#### Records provided

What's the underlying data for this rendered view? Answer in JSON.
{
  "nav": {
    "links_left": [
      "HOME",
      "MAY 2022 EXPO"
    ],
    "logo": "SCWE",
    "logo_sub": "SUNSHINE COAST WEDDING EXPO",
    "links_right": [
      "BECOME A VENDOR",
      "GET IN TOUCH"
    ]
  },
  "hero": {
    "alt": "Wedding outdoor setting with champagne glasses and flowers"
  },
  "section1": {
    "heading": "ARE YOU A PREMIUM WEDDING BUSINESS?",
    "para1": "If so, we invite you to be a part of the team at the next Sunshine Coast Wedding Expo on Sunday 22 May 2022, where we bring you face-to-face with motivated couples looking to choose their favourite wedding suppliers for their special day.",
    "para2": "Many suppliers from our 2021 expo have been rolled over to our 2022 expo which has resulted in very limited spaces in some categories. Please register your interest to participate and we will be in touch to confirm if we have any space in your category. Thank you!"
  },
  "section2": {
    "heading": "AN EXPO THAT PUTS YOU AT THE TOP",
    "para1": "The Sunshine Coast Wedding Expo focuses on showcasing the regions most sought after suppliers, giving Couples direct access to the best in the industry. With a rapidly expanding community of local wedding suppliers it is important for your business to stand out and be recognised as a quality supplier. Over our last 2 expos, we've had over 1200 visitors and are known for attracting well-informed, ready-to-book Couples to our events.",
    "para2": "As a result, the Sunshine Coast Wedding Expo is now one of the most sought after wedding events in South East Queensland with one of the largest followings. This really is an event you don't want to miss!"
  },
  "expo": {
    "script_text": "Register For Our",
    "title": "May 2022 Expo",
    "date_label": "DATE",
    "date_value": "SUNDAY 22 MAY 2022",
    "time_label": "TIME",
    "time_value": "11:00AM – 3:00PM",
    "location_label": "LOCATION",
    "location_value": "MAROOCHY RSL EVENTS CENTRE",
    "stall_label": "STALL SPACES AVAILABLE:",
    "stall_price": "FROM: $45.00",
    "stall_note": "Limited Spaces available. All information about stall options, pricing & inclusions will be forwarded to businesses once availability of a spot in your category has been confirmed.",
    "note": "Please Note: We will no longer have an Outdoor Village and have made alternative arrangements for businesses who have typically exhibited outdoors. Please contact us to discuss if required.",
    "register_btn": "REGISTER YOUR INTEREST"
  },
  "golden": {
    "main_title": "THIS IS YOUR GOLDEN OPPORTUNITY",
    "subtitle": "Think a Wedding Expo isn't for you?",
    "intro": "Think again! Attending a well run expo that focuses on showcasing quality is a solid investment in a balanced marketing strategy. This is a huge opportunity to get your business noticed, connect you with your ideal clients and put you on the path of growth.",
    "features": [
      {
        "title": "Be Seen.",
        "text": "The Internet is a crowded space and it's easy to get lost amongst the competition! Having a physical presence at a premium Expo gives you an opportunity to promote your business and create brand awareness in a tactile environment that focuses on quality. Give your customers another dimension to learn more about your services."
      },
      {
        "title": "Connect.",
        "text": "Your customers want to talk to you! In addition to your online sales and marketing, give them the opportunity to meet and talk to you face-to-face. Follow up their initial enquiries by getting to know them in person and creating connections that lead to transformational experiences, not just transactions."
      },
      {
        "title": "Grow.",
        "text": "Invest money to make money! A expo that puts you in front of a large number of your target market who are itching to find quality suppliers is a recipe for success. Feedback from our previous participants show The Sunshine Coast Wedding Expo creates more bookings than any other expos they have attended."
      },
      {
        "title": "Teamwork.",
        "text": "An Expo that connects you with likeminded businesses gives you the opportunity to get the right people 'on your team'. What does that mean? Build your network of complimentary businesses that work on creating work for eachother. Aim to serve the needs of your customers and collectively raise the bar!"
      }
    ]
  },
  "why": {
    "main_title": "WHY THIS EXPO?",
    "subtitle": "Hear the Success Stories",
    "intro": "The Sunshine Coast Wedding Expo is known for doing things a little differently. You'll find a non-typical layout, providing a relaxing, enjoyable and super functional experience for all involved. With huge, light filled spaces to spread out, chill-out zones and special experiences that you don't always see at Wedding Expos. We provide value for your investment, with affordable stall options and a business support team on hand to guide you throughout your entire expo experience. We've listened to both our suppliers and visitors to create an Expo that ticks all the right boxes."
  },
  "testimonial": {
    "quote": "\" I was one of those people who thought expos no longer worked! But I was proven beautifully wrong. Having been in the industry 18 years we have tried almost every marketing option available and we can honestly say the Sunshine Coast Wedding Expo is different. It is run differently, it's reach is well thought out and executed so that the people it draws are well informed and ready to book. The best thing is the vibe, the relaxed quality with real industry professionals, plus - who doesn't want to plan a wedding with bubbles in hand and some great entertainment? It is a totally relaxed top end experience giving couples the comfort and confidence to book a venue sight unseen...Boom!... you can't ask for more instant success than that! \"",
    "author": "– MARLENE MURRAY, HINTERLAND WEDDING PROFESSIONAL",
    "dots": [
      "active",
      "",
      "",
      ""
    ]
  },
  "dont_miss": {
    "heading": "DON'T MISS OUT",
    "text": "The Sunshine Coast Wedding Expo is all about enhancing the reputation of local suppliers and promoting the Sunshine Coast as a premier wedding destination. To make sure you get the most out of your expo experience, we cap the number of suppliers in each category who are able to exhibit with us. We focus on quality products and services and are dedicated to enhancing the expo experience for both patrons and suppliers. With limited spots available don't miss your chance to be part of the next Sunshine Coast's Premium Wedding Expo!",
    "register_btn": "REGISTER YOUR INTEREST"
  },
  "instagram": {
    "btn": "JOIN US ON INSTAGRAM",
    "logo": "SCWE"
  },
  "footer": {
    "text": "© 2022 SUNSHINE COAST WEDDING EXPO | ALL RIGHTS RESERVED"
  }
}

########

Using the entries above, return each line that includes the word "subtitle".

    "subtitle": "Think a Wedding Expo isn't for you?",
    "subtitle": "Hear the Success Stories",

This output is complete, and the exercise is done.